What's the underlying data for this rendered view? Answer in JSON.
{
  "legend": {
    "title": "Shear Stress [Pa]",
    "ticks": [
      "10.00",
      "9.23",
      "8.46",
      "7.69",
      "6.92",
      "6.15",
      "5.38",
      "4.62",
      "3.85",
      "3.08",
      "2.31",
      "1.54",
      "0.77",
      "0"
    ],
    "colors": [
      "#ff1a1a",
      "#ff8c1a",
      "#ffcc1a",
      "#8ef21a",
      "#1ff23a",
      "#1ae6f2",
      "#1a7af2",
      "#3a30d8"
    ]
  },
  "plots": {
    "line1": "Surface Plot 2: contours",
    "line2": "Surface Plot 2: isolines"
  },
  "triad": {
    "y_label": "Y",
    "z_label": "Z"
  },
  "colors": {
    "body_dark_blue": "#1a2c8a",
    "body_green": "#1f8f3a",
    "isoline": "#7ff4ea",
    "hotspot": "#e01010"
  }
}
+++++
» THE EXERCISE: All of the entries must be written out exactly as they stand.

» FULL ANSWER:
What's the underlying data for this rendered view? Answer in JSON.
{
  "legend": {
    "title": "Shear Stress [Pa]",
    "ticks": [
      "10.00",
      "9.23",
      "8.46",
      "7.69",
      "6.92",
      "6.15",
      "5.38",
      "4.62",
      "3.85",
      "3.08",
      "2.31",
      "1.54",
      "0.77",
      "0"
    ],
    "colors": [
      "#ff1a1a",
      "#ff8c1a",
      "#ffcc1a",
      "#8ef21a",
      "#1ff23a",
      "#1ae6f2",
      "#1a7af2",
      "#3a30d8"
    ]
  },
  "plots": {
    "line1": "Surface Plot 2: contours",
    "line2": "Surface Plot 2: isolines"
  },
  "triad": {
    "y_label": "Y",
    "z_label": "Z"
  },
  "colors": {
    "body_dark_blue": "#1a2c8a",
    "body_green": "#1f8f3a",
    "isoline": "#7ff4ea",
    "hotspot": "#e01010"
  }
}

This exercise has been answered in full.